"""

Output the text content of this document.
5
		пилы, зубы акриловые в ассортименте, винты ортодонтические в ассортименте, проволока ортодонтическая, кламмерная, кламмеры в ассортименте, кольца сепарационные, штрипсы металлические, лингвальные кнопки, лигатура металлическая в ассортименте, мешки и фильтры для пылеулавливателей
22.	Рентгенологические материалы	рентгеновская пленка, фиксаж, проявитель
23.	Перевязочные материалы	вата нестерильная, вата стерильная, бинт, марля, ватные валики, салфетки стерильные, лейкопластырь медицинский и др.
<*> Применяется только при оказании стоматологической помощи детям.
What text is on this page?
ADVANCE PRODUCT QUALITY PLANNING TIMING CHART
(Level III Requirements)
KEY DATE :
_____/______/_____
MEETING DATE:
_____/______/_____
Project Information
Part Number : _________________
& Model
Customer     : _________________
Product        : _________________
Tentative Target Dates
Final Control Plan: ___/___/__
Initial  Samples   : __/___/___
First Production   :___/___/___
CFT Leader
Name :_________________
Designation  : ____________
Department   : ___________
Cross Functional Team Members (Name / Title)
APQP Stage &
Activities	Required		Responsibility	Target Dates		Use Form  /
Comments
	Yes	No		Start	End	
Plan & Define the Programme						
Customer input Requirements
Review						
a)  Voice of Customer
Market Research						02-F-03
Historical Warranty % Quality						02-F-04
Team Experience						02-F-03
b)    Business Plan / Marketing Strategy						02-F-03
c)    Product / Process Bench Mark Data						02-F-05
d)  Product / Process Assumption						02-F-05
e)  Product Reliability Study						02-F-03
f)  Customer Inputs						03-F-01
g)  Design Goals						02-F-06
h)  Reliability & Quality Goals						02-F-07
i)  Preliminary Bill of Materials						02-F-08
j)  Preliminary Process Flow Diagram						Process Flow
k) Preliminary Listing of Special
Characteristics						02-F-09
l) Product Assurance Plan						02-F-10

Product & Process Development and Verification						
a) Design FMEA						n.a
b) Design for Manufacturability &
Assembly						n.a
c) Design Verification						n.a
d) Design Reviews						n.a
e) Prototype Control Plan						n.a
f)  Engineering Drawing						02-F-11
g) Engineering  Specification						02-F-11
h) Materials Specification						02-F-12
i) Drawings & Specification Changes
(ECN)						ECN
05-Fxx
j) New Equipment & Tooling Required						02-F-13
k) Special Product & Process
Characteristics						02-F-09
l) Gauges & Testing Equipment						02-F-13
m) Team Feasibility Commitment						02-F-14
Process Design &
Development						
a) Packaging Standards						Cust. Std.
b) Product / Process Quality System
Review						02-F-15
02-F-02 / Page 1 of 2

"""
"""

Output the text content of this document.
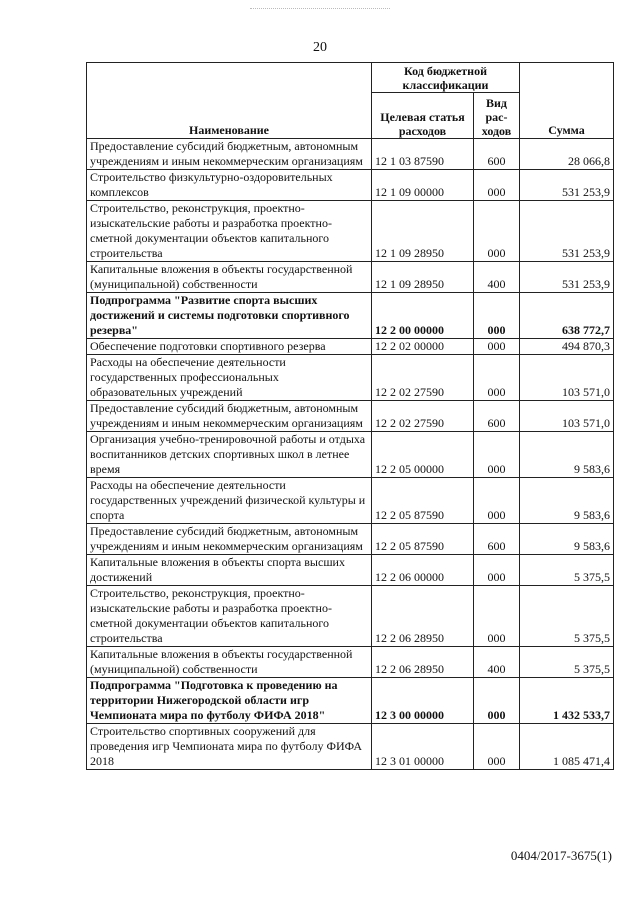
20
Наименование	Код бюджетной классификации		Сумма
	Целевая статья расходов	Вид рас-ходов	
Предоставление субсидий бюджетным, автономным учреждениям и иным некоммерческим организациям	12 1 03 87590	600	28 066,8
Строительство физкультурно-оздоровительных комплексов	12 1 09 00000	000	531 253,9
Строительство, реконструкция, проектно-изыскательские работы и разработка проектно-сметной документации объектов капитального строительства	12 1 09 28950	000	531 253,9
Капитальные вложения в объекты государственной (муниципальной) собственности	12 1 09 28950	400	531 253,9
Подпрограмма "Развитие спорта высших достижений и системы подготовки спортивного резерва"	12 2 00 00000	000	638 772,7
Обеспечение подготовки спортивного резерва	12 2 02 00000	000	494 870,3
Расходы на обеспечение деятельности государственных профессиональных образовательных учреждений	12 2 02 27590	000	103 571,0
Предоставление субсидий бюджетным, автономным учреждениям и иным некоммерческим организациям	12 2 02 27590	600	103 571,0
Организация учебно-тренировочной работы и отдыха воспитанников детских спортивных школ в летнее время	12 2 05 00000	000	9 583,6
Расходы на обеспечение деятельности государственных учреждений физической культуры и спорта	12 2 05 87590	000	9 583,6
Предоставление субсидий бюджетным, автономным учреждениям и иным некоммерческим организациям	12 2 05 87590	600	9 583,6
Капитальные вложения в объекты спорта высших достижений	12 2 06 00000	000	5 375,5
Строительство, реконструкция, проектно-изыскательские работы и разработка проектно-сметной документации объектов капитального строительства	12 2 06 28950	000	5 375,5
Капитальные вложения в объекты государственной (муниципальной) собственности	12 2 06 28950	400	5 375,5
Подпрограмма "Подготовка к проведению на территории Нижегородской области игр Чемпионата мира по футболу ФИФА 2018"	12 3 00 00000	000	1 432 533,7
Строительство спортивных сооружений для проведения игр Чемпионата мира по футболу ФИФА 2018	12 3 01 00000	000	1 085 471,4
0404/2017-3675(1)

"""
"""

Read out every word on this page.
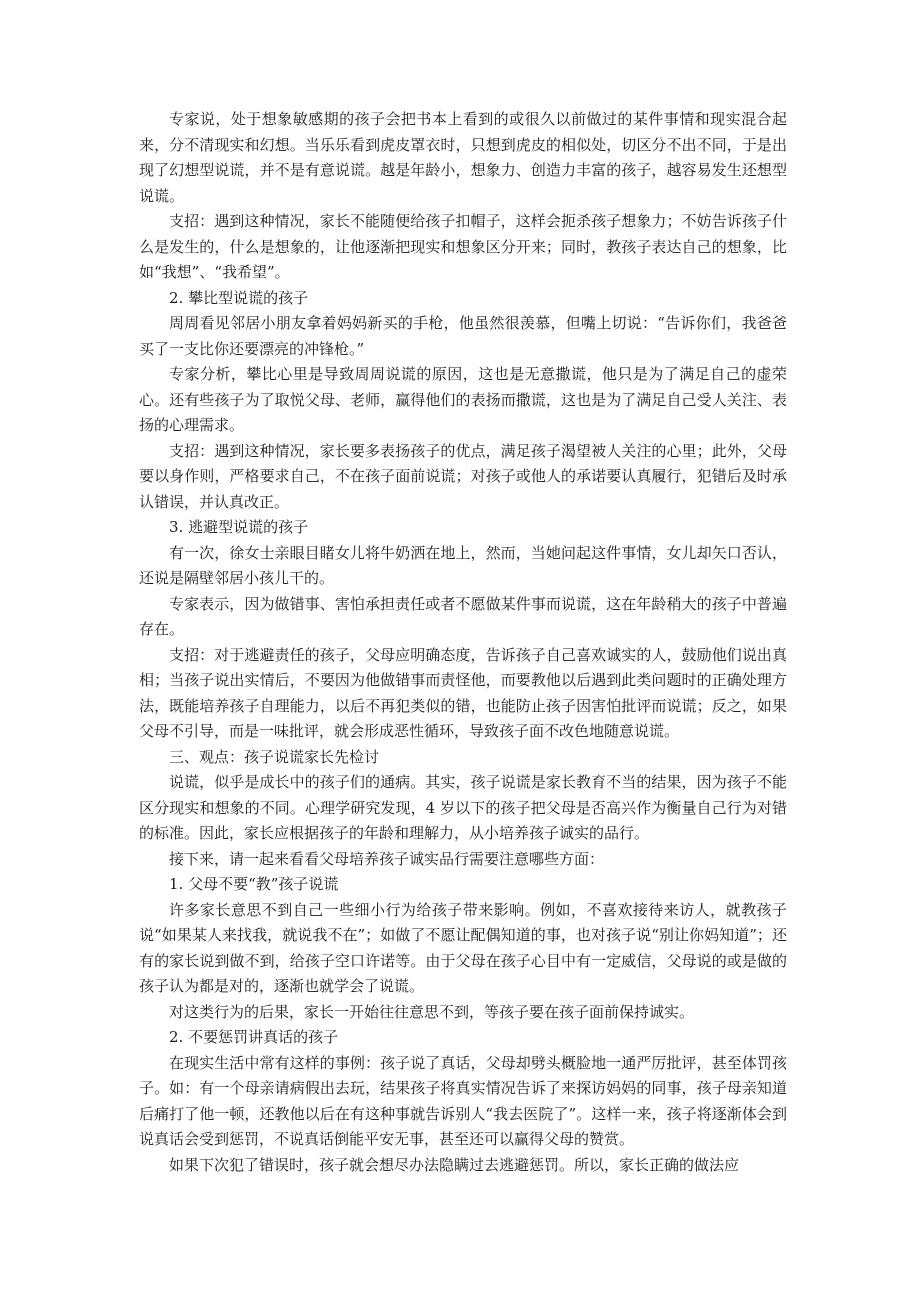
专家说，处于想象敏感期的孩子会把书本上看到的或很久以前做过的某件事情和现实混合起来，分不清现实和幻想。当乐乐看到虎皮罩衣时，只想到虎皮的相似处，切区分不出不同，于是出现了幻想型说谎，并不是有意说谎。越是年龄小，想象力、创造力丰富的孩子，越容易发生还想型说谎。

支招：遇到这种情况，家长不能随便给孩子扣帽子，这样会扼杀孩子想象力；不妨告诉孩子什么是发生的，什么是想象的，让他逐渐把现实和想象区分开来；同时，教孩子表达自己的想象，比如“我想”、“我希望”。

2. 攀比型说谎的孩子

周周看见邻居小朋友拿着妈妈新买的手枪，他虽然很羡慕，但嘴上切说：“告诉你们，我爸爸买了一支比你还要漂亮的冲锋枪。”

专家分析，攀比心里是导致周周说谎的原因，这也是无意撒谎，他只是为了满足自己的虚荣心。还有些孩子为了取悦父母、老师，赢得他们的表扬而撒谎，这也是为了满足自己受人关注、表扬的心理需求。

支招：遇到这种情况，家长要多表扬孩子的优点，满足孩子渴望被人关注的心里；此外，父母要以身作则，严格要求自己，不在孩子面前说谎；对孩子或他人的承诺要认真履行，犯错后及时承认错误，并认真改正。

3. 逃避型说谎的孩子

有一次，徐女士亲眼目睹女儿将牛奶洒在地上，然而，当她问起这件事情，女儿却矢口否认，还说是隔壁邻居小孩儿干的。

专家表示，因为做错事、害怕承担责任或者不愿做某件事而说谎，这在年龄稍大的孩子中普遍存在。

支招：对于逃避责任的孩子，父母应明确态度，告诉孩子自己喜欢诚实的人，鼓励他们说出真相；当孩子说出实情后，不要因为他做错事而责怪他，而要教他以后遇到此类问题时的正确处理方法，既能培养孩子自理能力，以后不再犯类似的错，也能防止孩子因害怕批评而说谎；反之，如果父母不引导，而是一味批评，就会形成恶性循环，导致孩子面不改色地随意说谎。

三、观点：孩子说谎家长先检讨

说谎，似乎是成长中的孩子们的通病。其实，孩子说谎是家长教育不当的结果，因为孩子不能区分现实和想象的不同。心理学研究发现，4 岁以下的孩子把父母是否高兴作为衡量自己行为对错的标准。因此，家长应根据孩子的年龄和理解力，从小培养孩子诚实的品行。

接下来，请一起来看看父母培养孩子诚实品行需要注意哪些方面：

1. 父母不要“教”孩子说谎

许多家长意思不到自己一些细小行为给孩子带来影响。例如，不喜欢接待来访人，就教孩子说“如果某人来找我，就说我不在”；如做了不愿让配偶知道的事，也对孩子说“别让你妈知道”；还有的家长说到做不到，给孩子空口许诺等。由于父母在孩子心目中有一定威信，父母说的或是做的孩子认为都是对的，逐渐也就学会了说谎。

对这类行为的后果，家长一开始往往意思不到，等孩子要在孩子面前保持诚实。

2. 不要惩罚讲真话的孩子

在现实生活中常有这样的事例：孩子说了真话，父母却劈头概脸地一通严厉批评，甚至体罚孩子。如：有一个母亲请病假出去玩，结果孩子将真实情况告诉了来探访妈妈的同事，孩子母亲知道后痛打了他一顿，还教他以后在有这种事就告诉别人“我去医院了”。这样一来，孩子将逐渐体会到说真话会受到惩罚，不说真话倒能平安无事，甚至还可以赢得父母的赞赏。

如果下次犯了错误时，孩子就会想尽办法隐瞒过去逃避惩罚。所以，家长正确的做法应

"""

List each line holding the string "Specification".

● Exercise answer:
g) Engineering  Specification						02-F-11
h) Materials Specification						02-F-12
i) Drawings & Specification Changes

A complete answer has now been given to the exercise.